● Problem to work on
Show all lines holding "type".

● Figure content listings
[BEGIN]

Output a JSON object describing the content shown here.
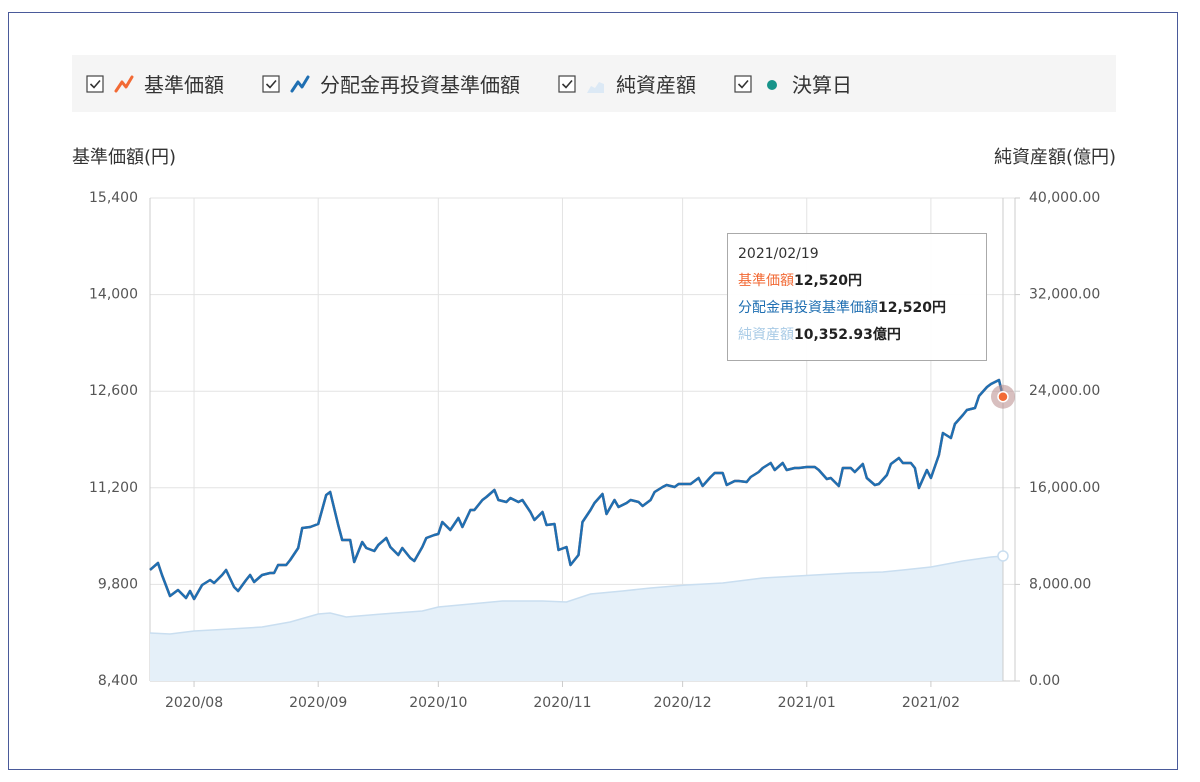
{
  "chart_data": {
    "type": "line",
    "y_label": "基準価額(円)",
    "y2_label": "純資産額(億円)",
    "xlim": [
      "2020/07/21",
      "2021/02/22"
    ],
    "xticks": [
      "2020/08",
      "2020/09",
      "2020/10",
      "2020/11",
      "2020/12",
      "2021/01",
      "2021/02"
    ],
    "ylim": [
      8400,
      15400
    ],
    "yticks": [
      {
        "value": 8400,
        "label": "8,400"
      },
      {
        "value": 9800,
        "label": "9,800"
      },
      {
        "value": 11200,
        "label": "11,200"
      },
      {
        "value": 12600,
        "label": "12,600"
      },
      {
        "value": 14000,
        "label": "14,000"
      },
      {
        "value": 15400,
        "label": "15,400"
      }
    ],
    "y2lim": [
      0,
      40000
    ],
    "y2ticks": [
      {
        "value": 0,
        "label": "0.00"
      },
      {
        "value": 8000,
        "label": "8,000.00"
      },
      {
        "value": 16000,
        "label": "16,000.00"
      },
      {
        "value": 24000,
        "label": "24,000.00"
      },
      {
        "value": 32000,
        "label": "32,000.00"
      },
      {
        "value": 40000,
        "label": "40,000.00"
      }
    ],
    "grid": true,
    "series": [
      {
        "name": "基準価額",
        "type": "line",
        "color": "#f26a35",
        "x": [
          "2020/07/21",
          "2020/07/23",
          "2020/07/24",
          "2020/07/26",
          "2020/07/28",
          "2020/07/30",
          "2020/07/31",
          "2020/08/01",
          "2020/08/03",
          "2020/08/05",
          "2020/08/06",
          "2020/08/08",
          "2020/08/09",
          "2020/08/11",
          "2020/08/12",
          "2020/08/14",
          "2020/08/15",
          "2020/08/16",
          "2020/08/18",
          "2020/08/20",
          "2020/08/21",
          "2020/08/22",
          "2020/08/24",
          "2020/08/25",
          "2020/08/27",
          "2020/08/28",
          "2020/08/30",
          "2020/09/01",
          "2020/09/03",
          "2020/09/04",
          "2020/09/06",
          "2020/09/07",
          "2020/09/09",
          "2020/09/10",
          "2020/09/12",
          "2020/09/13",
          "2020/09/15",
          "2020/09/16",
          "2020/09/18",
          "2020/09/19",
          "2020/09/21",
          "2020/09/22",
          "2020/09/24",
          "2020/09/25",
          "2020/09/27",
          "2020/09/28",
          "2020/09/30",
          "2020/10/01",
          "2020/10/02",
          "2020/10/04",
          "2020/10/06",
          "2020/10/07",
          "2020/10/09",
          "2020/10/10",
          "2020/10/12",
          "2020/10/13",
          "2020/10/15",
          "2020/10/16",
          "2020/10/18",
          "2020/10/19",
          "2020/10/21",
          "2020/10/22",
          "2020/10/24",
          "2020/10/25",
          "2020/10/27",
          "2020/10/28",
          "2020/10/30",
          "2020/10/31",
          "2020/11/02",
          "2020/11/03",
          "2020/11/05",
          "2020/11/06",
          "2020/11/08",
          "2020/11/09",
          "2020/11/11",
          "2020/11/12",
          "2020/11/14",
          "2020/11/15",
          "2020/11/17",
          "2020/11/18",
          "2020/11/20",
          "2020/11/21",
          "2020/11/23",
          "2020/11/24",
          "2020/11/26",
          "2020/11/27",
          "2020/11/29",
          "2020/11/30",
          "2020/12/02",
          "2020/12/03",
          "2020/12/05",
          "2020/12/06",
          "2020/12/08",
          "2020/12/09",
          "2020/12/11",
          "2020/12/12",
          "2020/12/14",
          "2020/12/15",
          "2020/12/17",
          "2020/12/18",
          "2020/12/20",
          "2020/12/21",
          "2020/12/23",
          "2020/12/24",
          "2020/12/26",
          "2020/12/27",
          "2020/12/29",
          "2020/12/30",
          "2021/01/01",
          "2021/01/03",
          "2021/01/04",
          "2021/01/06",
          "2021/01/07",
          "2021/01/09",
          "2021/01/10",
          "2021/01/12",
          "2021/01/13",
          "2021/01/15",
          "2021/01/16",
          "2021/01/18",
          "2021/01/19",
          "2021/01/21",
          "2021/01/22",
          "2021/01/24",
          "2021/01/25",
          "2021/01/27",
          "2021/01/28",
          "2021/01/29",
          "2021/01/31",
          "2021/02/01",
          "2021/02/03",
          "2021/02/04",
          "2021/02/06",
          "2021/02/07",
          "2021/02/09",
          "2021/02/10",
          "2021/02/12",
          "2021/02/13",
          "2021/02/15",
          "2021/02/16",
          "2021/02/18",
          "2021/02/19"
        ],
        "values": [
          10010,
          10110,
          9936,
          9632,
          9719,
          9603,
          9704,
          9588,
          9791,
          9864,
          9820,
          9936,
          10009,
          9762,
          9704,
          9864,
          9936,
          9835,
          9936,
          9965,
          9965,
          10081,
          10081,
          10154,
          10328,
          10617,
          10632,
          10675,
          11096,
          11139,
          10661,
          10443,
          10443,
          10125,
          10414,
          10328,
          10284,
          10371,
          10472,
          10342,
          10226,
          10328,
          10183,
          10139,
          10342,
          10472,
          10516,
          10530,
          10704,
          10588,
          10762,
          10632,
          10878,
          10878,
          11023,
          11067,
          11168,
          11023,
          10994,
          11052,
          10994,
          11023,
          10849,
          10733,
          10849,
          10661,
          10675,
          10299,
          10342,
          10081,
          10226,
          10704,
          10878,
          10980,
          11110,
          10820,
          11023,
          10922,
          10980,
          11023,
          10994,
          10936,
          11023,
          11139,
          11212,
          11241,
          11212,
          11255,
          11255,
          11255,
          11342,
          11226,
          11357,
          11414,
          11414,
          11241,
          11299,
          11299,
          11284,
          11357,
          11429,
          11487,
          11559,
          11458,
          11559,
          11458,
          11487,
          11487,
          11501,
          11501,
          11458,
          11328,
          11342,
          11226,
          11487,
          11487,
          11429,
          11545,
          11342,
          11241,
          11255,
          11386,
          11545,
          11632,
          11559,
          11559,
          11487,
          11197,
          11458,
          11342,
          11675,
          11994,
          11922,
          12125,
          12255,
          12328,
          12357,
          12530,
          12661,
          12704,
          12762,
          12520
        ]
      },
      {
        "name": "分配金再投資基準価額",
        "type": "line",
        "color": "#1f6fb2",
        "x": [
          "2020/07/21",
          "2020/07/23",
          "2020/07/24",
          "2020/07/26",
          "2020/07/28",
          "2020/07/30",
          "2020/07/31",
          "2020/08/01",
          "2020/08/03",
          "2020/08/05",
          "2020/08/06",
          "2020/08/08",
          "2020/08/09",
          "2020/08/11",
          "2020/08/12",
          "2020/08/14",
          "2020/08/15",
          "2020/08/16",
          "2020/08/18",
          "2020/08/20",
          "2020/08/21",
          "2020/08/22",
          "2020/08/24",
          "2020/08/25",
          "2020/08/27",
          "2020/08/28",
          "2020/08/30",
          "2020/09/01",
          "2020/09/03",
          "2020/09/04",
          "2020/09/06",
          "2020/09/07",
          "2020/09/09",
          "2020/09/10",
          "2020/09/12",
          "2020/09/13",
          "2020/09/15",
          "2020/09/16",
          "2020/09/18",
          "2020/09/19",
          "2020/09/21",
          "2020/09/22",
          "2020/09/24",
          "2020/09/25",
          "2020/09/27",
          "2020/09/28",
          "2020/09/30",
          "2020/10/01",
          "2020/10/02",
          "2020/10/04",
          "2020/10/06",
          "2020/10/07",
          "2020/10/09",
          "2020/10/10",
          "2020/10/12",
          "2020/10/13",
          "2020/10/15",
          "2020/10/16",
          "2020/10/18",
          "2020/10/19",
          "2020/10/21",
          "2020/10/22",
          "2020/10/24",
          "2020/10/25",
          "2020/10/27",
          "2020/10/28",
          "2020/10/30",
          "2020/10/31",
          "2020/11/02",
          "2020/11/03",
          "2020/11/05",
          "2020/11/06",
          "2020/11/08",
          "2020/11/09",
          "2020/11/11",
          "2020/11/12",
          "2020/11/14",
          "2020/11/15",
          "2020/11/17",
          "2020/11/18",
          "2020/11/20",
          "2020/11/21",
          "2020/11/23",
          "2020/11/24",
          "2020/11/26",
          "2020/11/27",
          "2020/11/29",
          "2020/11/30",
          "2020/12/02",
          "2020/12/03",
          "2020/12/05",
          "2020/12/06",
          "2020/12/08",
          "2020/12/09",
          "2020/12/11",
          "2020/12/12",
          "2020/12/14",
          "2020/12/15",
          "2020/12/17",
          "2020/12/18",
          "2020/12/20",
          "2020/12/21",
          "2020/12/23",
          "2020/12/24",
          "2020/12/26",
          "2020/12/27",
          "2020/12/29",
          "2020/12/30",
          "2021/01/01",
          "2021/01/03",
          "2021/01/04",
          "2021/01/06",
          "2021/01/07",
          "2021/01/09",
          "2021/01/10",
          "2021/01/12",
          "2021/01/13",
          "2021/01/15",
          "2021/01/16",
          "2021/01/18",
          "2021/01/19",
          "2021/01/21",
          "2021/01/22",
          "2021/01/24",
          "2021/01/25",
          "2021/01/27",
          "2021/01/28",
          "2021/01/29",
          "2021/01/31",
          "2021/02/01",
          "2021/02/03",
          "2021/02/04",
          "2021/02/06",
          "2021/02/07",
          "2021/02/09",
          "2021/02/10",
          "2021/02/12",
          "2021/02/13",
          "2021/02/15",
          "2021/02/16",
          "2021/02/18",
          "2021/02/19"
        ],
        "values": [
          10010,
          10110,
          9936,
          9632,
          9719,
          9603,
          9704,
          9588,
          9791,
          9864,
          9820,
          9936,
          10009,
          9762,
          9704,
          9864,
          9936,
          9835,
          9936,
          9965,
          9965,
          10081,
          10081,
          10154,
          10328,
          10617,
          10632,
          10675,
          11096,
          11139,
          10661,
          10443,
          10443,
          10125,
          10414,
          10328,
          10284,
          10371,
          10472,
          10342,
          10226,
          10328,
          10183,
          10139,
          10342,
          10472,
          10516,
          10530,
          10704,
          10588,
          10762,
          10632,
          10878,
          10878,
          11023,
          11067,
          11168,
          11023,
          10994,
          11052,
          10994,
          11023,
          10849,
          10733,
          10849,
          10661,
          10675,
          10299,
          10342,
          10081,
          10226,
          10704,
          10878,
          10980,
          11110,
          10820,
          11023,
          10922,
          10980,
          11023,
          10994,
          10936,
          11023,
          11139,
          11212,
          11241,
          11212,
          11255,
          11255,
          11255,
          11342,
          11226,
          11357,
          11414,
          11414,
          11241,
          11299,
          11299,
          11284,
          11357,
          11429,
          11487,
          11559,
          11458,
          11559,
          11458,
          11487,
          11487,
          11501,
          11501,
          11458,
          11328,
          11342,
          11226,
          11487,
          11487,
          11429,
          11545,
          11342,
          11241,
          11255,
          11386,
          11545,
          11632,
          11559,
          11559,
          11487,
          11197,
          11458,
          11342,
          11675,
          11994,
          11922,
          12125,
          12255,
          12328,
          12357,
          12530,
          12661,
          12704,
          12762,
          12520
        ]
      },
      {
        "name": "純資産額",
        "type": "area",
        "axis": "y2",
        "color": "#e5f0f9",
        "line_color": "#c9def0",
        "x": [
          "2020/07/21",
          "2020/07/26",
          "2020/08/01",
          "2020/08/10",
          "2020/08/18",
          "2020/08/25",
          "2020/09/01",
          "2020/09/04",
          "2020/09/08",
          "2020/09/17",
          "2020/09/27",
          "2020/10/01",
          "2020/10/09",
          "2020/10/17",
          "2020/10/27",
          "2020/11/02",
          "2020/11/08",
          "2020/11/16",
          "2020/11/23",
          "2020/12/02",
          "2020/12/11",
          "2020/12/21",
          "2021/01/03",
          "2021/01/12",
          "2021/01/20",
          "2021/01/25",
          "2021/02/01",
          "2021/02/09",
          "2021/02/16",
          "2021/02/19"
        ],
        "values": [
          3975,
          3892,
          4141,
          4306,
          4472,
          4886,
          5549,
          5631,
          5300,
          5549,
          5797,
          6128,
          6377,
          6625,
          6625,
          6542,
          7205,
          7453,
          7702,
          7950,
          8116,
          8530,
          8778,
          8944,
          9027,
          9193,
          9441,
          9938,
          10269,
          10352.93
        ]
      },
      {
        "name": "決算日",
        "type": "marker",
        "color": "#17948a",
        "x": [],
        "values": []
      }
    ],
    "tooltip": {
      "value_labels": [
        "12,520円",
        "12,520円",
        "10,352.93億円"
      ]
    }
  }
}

[END]

● Exercise output
    "type": "line",
        "type": "line",
        "type": "line",
        "type": "area",
        "type": "marker",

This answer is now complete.